STATED TASK: Show all lines from the data that include the word "chains".

Recorded data:

• • •

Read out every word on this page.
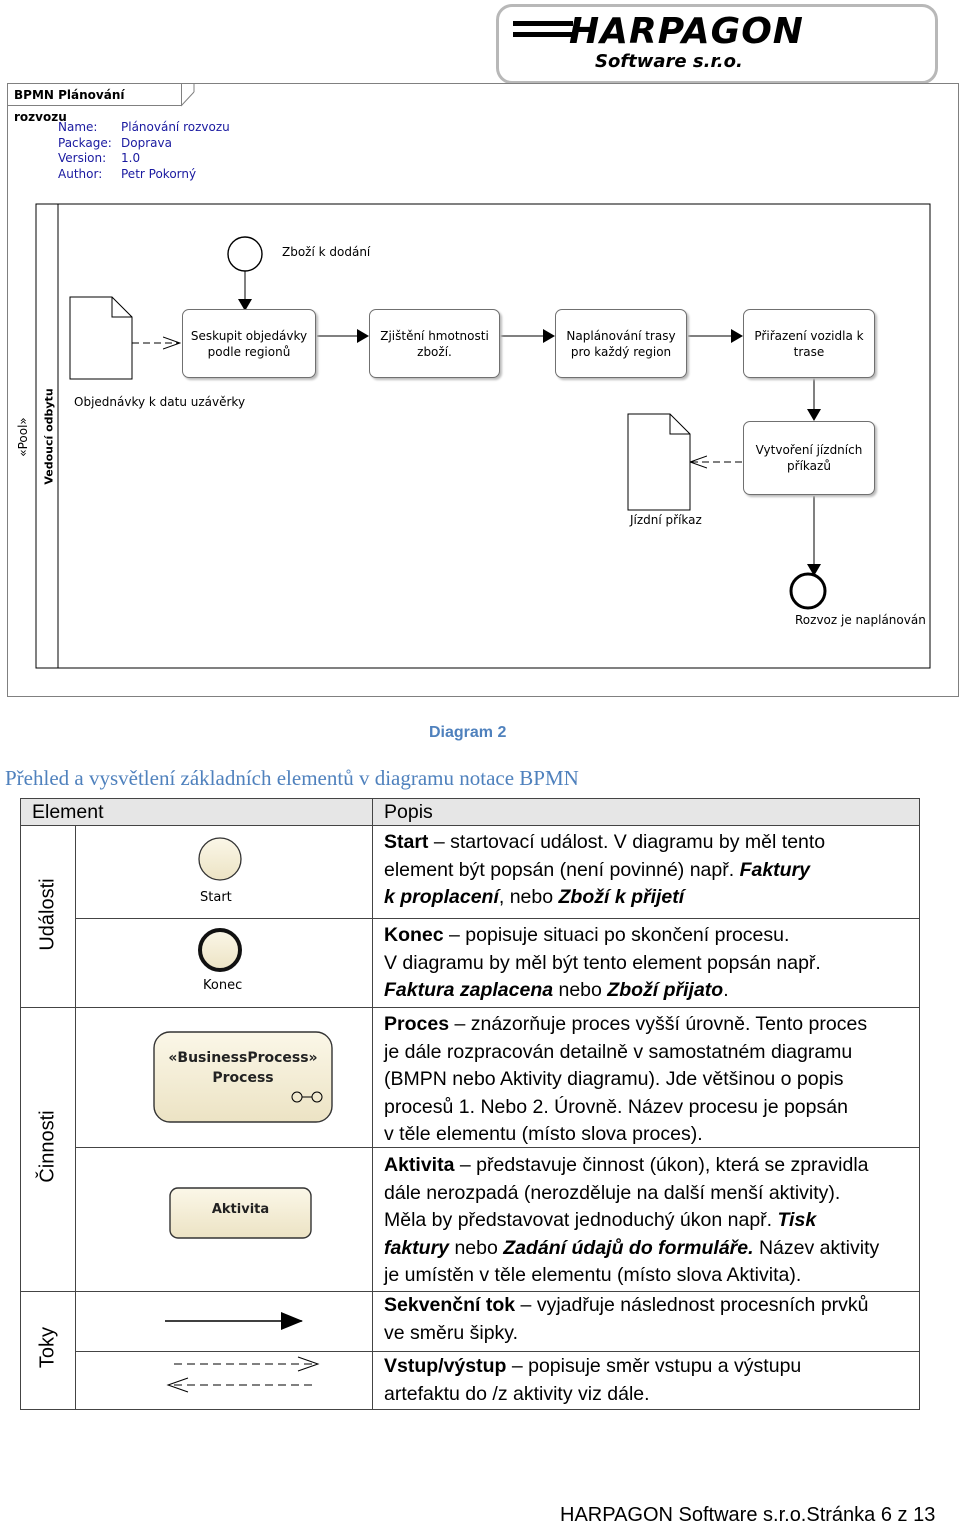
HARPAGON
Software s.r.o.
BPMN Plánování rozvozu
Name: Plánování rozvozu
Package: Doprava
Version: 1.0
Author: Petr Pokorný
«Pool» Vedoucí odbytu
Zboží k dodání
Objednávky k datu uzávěrky
Jízdní příkaz
Rozvoz je naplánován
Seskupit objedávky podle regionů
Zjištění hmotnosti zboží.
Naplánování trasy pro každý region
Přiřazení vozidla k trase
Vytvoření jízdních příkazů
Diagram 2
Přehled a vysvětlení základních elementů v diagramu notace BPMN
Element	Popis
Události
Činnosti
Toky
Start
Konec
«BusinessProcess»
Process
Aktivita
Start – startovací událost. V diagramu by měl tento
element být popsán (není povinné) např. Faktury
k proplacení, nebo Zboží k přijetí
Konec – popisuje situaci po skončení procesu.
V diagramu by měl být tento element popsán např.
Faktura zaplacena nebo Zboží přijato.
Proces – znázorňuje proces vyšší úrovně. Tento proces
je dále rozpracován detailně v samostatném diagramu
(BMPN nebo Aktivity diagramu). Jde většinou o popis
procesů 1. Nebo 2. Úrovně. Název procesu je popsán
v těle elementu (místo slova proces).
Aktivita – představuje činnost (úkon), která se zpravidla
dále nerozpadá (nerozděluje na další menší aktivity).
Měla by představovat jednoduchý úkon např. Tisk
faktury nebo Zadání údajů do formuláře. Název aktivity
je umístěn v těle elementu (místo slova Aktivita).
Sekvenční tok – vyjadřuje následnost procesních prvků
ve směru šipky.
Vstup/výstup – popisuje směr vstupu a výstupu
artefaktu do /z aktivity viz dále.
HARPAGON Software s.r.o.Stránka 6 z 13
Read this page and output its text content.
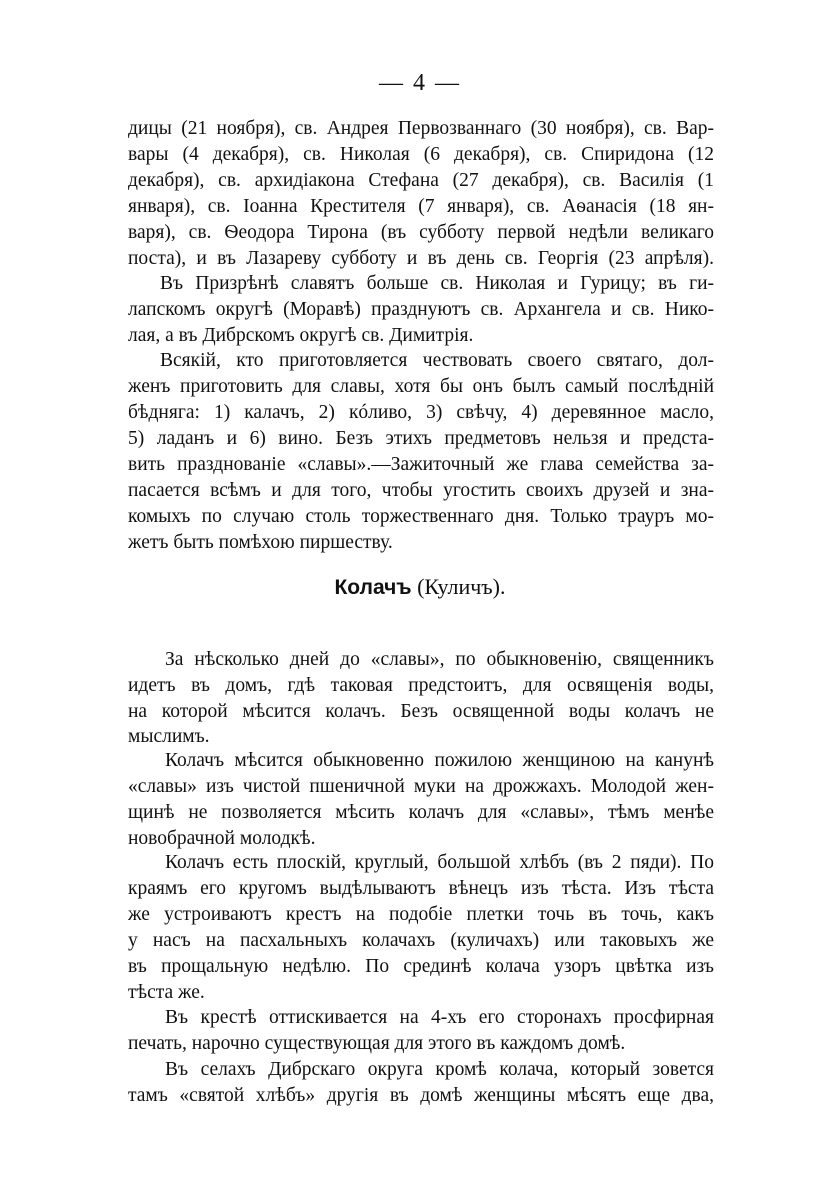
— 4 —
дицы (21 ноября), св. Андрея Первозваннаго (30 ноября), св. Вар-
вары (4 декабря), св. Николая (6 декабря), св. Спиридона (12
декабря), св. архидіакона Стефана (27 декабря), св. Василія (1
января), св. Іоанна Крестителя (7 января), св. Аѳанасія (18 ян-
варя), св. Ѳеодора Тирона (въ субботу первой недѣли великаго
поста), и въ Лазареву субботу и въ день св. Георгія (23 апрѣля).
Въ Призрѣнѣ славятъ больше св. Николая и Гурицу; въ ги-
лапскомъ округѣ (Моравѣ) празднуютъ св. Архангела и св. Нико-
лая, а въ Дибрскомъ округѣ св. Димитрія.
Всякій, кто приготовляется чествовать своего святаго, дол-
женъ приготовить для славы, хотя бы онъ былъ самый послѣдній
бѣдняга: 1) калачъ, 2) кóливо, 3) свѣчу, 4) деревянное масло,
5) ладанъ и 6) вино. Безъ этихъ предметовъ нельзя и предста-
вить празднованіе «славы».—Зажиточный же глава семейства за-
пасается всѣмъ и для того, чтобы угостить своихъ друзей и зна-
комыхъ по случаю столь торжественнаго дня. Только трауръ мо-
жетъ быть помѣхою пиршеству.
Колачъ (Куличъ).
За нѣсколько дней до «славы», по обыкновенію, священникъ
идетъ въ домъ, гдѣ таковая предстоитъ, для освященія воды,
на которой мѣсится колачъ. Безъ освященной воды колачъ не
мыслимъ.
Колачъ мѣсится обыкновенно пожилою женщиною на канунѣ
«славы» изъ чистой пшеничной муки на дрожжахъ. Молодой жен-
щинѣ не позволяется мѣсить колачъ для «славы», тѣмъ менѣе
новобрачной молодкѣ.
Колачъ есть плоскій, круглый, большой хлѣбъ (въ 2 пяди). По
краямъ его кругомъ выдѣлываютъ вѣнецъ изъ тѣста. Изъ тѣста
же устроиваютъ крестъ на подобіе плетки точь въ точь, какъ
у насъ на пасхальныхъ колачахъ (куличахъ) или таковыхъ же
въ прощальную недѣлю. По срединѣ колача узоръ цвѣтка изъ
тѣста же.
Въ крестѣ оттискивается на 4-хъ его сторонахъ просфирная
печать, нарочно существующая для этого въ каждомъ домѣ.
Въ селахъ Дибрскаго округа кромѣ колача, который зовется
тамъ «святой хлѣбъ» другія въ домѣ женщины мѣсятъ еще два,
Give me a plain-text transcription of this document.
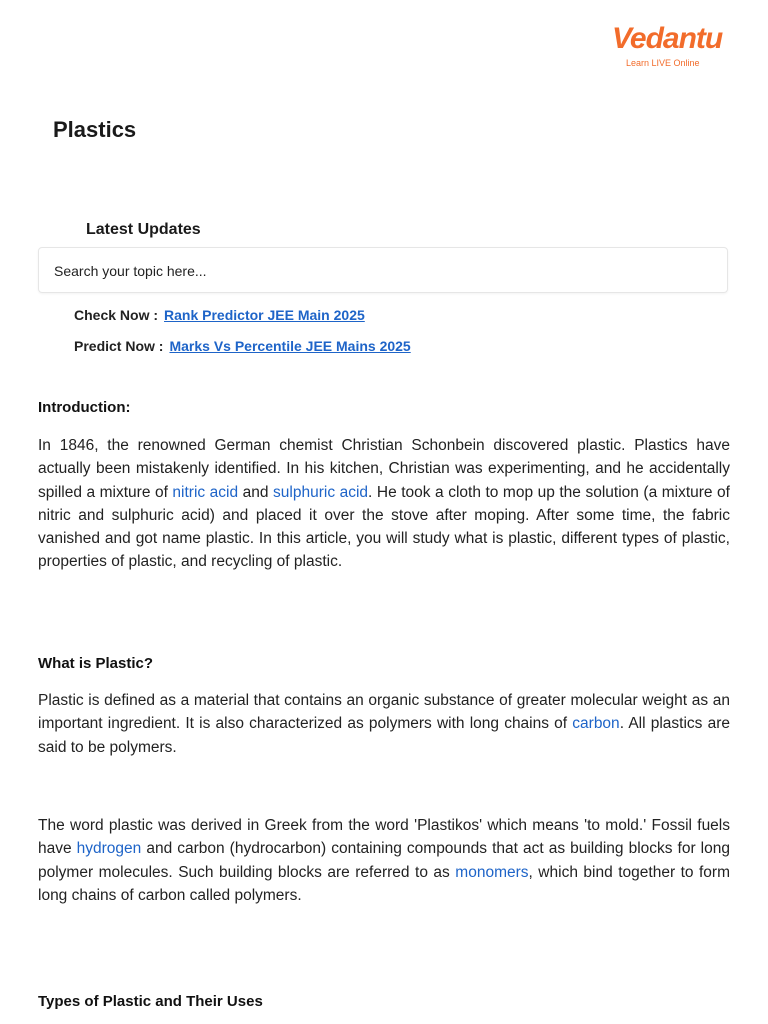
Vedantu
Learn LIVE Online
Plastics
Latest Updates
Search your topic here...
Check Now : Rank Predictor JEE Main 2025
Predict Now : Marks Vs Percentile JEE Mains 2025
Introduction:
In 1846, the renowned German chemist Christian Schonbein discovered plastic. Plastics have actually been mistakenly identified. In his kitchen, Christian was experimenting, and he accidentally spilled a mixture of nitric acid and sulphuric acid. He took a cloth to mop up the solution (a mixture of nitric and sulphuric acid) and placed it over the stove after moping. After some time, the fabric vanished and got name plastic. In this article, you will study what is plastic, different types of plastic, properties of plastic, and recycling of plastic.
What is Plastic?
Plastic is defined as a material that contains an organic substance of greater molecular weight as an important ingredient. It is also characterized as polymers with long chains of carbon. All plastics are said to be polymers.
The word plastic was derived in Greek from the word 'Plastikos' which means 'to mold.' Fossil fuels have hydrogen and carbon (hydrocarbon) containing compounds that act as building blocks for long polymer molecules. Such building blocks are referred to as monomers, which bind together to form long chains of carbon called polymers.
Types of Plastic and Their Uses
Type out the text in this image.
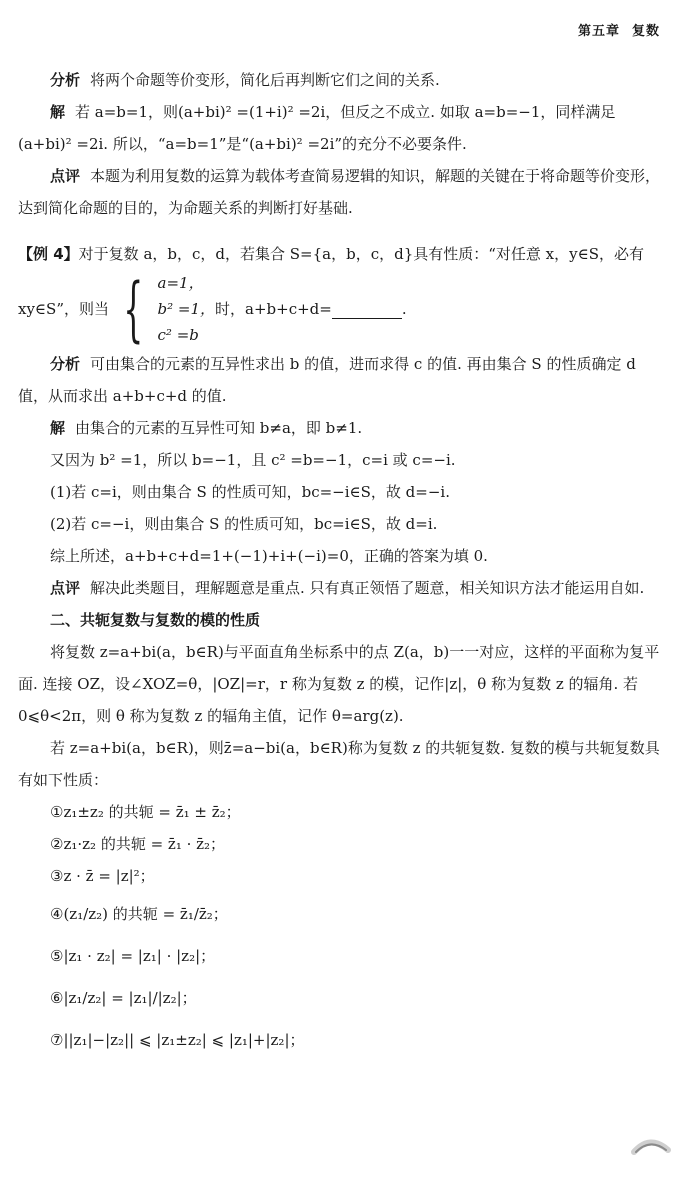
第五章 复数

分析 将两个命题等价变形，简化后再判断它们之间的关系.

解 若 a=b=1，则(a+bi)² =(1+i)² =2i，但反之不成立. 如取 a=b=−1，同样满足(a+bi)² =2i. 所以，“a=b=1”是“(a+bi)² =2i”的充分不必要条件.

点评 本题为利用复数的运算为载体考查简易逻辑的知识，解题的关键在于将命题等价变形，达到简化命题的目的，为命题关系的判断打好基础.

【例 4】对于复数 a，b，c，d，若集合 S={a，b，c，d}具有性质：“对任意 x，y∈S，必有

xy∈S”，则当 { a=1，
b² =1，
c² =b
时，a+b+c+d=	.

分析 可由集合的元素的互异性求出 b 的值，进而求得 c 的值. 再由集合 S 的性质确定 d 值，从而求出 a+b+c+d 的值.

解 由集合的元素的互异性可知 b≠a，即 b≠1.

又因为 b² =1，所以 b=−1，且 c² =b=−1，c=i 或 c=−i.

(1)若 c=i，则由集合 S 的性质可知，bc=−i∈S，故 d=−i.

(2)若 c=−i，则由集合 S 的性质可知，bc=i∈S，故 d=i.

综上所述，a+b+c+d=1+(−1)+i+(−i)=0，正确的答案为填 0.

点评 解决此类题目，理解题意是重点. 只有真正领悟了题意，相关知识方法才能运用自如.

二、共轭复数与复数的模的性质

将复数 z=a+bi(a，b∈R)与平面直角坐标系中的点 Z(a，b)一一对应，这样的平面称为复平面. 连接 OZ，设∠XOZ=θ，|OZ|=r，r 称为复数 z 的模，记作|z|，θ 称为复数 z 的辐角. 若 0⩽θ<2π，则 θ 称为复数 z 的辐角主值，记作 θ=arg(z).

若 z=a+bi(a，b∈R)，则z̄=a−bi(a，b∈R)称为复数 z 的共轭复数. 复数的模与共轭复数具有如下性质：

①z₁±z₂ 的共轭 = z̄₁ ± z̄₂；

②z₁·z₂ 的共轭 = z̄₁ · z̄₂；

③z · z̄ = |z|²；

④(z₁/z₂) 的共轭 = z̄₁/z̄₂；

⑤|z₁ · z₂| = |z₁| · |z₂|；

⑥|z₁/z₂| = |z₁|/|z₂|；

⑦||z₁|−|z₂|| ⩽ |z₁±z₂| ⩽ |z₁|+|z₂|；
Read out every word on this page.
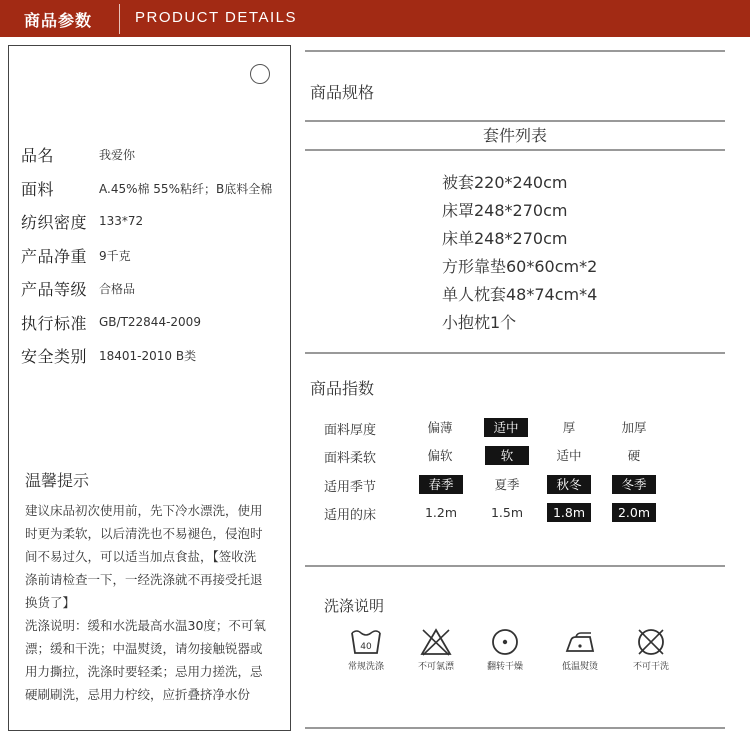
商品参数	PRODUCT DETAILS
品名	我爱你
面料	A.45%棉 55%粘纤；B底料全棉
纺织密度 133*72
产品净重 9千克
产品等级 合格品
执行标准 GB/T22844-2009
安全类别 18401-2010 B类
温馨提示
建议床品初次使用前，先下冷水漂洗，使用
时更为柔软，以后清洗也不易褪色，侵泡时
间不易过久，可以适当加点食盐，【签收洗
涤前请检查一下，一经洗涤就不再接受托退
换货了】
洗涤说明：缓和水洗最高水温30度；不可氧
漂；缓和干洗；中温熨烫，请勿接触锐器或
用力撕拉，洗涤时要轻柔；忌用力搓洗，忌
硬刷刷洗，忌用力柠绞，应折叠挤净水份
商品规格
套件列表
被套220*240cm
床罩248*270cm
床单248*270cm
方形靠垫60*60cm*2
单人枕套48*74cm*4
小抱枕1个
商品指数
面料厚度	偏薄	适中	厚	加厚
面料柔软	偏软	软	适中	硬
适用季节	春季	夏季	秋冬	冬季
适用的床	1.2m	1.5m	1.8m	2.0m
洗涤说明
40
常规洗涤	不可氯漂	翻转干燥	低温熨烫	不可干洗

• • •

RESPONSE:
Plastic is defined as a material that contains an organic substance of greater molecular weight as an important ingredient. It is also characterized as polymers with long chains of carbon. All plastics are said to be polymers.
The word plastic was derived in Greek from the word 'Plastikos' which means 'to mold.' Fossil fuels have hydrogen and carbon (hydrocarbon) containing compounds that act as building blocks for long polymer molecules. Such building blocks are referred to as monomers, which bind together to form long chains of carbon called polymers.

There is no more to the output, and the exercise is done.